_Short problem_: Reproduce the data below word for word, from the very first line down to and including the line that contains "- x-tick-label: 2013: [247, 319, 276, 334]".

_Input rows_:

_____

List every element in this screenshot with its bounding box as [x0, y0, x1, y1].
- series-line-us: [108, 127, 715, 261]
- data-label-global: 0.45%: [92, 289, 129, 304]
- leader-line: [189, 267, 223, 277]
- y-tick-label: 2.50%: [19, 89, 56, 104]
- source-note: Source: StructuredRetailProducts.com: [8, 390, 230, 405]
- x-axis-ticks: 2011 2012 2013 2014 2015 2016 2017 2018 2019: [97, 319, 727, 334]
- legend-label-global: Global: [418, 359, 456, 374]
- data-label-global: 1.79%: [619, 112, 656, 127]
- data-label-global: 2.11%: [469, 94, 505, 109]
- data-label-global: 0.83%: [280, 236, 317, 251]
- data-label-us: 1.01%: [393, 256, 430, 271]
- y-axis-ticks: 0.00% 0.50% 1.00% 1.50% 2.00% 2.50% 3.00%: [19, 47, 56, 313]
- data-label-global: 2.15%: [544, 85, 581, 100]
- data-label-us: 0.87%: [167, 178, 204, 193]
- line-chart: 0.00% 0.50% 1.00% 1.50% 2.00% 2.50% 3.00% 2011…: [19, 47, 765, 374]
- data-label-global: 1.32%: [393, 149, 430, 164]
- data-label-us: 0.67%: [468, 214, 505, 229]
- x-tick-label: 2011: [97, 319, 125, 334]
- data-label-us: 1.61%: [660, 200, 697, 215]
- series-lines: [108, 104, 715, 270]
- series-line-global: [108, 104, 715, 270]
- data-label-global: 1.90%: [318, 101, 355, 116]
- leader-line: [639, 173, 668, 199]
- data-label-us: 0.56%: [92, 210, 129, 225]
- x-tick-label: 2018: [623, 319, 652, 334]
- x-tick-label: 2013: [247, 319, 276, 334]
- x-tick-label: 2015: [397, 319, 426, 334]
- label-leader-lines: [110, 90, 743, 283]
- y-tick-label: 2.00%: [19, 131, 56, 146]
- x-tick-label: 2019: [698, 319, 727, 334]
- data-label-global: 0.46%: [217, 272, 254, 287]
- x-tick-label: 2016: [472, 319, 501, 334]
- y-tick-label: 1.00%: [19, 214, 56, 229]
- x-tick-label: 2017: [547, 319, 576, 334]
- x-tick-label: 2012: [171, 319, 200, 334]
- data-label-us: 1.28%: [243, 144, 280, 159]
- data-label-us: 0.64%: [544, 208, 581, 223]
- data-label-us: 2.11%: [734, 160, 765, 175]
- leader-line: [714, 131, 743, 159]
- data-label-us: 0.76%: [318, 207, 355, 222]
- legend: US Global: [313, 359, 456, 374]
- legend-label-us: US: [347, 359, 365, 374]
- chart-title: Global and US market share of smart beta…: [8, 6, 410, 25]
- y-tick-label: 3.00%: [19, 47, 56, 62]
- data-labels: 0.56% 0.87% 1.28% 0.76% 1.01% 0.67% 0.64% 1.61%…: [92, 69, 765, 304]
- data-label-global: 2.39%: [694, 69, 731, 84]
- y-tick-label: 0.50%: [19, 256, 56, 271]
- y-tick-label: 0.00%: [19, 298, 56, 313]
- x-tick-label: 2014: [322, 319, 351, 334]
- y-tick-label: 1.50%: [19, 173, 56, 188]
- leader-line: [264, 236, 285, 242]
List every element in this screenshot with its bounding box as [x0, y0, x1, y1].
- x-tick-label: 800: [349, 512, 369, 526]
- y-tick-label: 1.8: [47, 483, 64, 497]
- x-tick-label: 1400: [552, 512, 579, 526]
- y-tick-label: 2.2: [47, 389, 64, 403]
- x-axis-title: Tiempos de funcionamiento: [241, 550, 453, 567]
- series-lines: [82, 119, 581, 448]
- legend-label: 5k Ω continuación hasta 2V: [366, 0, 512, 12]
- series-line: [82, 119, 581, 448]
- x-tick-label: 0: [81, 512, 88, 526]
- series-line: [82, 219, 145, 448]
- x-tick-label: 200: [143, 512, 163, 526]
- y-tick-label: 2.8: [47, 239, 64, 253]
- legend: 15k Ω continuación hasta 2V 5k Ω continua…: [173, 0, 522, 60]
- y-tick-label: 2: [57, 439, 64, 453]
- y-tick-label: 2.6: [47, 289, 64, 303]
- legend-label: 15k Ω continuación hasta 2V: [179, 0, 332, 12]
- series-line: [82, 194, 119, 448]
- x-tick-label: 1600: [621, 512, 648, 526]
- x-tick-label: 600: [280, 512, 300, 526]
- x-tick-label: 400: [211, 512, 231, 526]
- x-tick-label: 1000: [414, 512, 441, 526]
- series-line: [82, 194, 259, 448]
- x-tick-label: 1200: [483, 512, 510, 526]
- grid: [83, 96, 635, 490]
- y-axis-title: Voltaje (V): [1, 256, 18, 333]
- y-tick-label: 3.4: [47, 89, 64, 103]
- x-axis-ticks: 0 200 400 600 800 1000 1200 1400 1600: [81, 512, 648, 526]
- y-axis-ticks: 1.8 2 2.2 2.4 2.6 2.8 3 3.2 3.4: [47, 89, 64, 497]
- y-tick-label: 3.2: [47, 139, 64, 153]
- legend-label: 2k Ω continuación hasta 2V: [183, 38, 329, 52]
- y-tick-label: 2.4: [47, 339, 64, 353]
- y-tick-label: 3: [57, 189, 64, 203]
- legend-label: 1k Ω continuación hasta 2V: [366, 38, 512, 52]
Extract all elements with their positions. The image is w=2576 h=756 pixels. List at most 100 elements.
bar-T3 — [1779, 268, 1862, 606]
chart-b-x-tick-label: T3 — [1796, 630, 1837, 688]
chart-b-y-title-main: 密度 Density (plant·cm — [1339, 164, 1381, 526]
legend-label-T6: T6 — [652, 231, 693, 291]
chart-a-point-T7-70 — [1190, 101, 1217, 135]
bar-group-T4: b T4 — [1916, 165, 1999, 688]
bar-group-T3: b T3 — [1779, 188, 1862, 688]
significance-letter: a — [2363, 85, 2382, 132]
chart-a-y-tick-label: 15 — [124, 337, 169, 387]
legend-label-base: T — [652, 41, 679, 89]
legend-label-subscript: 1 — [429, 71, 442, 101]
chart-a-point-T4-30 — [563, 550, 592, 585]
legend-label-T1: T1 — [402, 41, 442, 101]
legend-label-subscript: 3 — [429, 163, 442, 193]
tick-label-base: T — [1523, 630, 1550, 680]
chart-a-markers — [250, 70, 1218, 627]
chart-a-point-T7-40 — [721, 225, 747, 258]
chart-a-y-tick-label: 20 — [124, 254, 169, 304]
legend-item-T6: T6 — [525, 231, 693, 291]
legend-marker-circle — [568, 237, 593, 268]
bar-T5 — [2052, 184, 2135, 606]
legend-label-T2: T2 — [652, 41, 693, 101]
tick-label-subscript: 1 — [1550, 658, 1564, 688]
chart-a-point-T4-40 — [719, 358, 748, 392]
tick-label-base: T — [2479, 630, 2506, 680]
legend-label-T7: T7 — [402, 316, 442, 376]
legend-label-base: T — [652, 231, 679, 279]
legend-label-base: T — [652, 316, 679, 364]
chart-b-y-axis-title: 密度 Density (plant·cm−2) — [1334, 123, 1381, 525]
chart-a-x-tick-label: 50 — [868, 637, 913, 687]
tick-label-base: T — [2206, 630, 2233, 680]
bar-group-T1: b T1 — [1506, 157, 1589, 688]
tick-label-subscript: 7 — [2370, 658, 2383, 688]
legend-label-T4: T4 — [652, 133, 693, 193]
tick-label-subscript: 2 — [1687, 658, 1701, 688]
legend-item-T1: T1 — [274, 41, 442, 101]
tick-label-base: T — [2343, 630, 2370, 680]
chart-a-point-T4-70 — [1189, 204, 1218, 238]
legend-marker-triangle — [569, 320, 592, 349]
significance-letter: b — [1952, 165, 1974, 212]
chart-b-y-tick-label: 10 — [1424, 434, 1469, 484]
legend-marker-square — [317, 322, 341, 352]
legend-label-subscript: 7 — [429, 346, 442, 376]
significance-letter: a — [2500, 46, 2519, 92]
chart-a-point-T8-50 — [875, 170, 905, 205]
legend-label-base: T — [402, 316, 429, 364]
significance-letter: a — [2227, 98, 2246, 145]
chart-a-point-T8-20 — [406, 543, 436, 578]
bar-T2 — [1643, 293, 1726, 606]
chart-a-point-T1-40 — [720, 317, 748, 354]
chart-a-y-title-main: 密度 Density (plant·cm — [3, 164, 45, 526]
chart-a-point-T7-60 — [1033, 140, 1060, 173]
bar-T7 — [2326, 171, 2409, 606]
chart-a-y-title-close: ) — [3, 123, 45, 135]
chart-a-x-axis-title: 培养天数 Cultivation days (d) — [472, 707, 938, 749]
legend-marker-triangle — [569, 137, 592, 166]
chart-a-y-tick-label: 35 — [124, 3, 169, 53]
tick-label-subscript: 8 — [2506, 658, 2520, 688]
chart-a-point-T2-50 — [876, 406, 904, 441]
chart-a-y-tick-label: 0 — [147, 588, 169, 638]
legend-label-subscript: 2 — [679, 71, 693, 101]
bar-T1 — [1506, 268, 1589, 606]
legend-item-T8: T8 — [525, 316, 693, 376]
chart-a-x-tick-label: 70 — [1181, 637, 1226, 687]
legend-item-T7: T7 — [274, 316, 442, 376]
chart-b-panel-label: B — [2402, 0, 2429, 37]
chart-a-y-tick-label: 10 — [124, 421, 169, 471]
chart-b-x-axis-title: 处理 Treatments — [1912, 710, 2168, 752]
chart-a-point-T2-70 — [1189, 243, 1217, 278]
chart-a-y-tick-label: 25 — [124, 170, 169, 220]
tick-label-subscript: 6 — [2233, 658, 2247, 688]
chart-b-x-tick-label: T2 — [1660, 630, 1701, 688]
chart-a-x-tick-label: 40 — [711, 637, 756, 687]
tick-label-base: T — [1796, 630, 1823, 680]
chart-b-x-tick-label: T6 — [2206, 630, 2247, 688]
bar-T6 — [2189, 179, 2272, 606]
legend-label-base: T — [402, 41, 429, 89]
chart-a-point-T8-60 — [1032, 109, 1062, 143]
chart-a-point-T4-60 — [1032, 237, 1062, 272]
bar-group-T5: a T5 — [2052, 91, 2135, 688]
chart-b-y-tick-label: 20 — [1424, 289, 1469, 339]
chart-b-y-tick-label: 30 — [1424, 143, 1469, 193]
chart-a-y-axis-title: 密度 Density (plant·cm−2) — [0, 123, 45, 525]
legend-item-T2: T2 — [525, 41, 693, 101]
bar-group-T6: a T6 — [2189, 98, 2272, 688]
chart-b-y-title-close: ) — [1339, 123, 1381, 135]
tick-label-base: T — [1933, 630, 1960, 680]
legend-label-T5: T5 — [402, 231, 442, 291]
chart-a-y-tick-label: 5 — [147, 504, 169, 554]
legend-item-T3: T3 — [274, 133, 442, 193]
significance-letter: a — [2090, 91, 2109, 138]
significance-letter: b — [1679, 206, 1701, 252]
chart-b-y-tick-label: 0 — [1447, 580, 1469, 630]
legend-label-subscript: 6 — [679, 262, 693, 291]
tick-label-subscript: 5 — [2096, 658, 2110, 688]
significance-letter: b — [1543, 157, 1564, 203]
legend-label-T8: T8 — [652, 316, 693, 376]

_____

_Reply to the task_:
List every element in this screenshot with its bounding box as [x0, y0, x1, y1].
- series-line-us: [108, 127, 715, 261]
- data-label-global: 0.45%: [92, 289, 129, 304]
- leader-line: [189, 267, 223, 277]
- y-tick-label: 2.50%: [19, 89, 56, 104]
- source-note: Source: StructuredRetailProducts.com: [8, 390, 230, 405]
- x-axis-ticks: 2011 2012 2013 2014 2015 2016 2017 2018 2019: [97, 319, 727, 334]
- legend-label-global: Global: [418, 359, 456, 374]
- data-label-global: 1.79%: [619, 112, 656, 127]
- data-label-global: 2.11%: [469, 94, 505, 109]
- data-label-global: 0.83%: [280, 236, 317, 251]
- data-label-us: 1.01%: [393, 256, 430, 271]
- y-axis-ticks: 0.00% 0.50% 1.00% 1.50% 2.00% 2.50% 3.00%: [19, 47, 56, 313]
- data-label-global: 2.15%: [544, 85, 581, 100]
- data-label-us: 0.87%: [167, 178, 204, 193]
- line-chart: 0.00% 0.50% 1.00% 1.50% 2.00% 2.50% 3.00% 2011…: [19, 47, 765, 374]
- data-label-global: 1.32%: [393, 149, 430, 164]
- data-label-us: 0.67%: [468, 214, 505, 229]
- x-tick-label: 2011: [97, 319, 125, 334]
- data-label-us: 1.61%: [660, 200, 697, 215]
- series-lines: [108, 104, 715, 270]
- series-line-global: [108, 104, 715, 270]
- data-label-global: 1.90%: [318, 101, 355, 116]
- leader-line: [639, 173, 668, 199]
- data-label-us: 0.56%: [92, 210, 129, 225]
- x-tick-label: 2018: [623, 319, 652, 334]
- x-tick-label: 2013: [247, 319, 276, 334]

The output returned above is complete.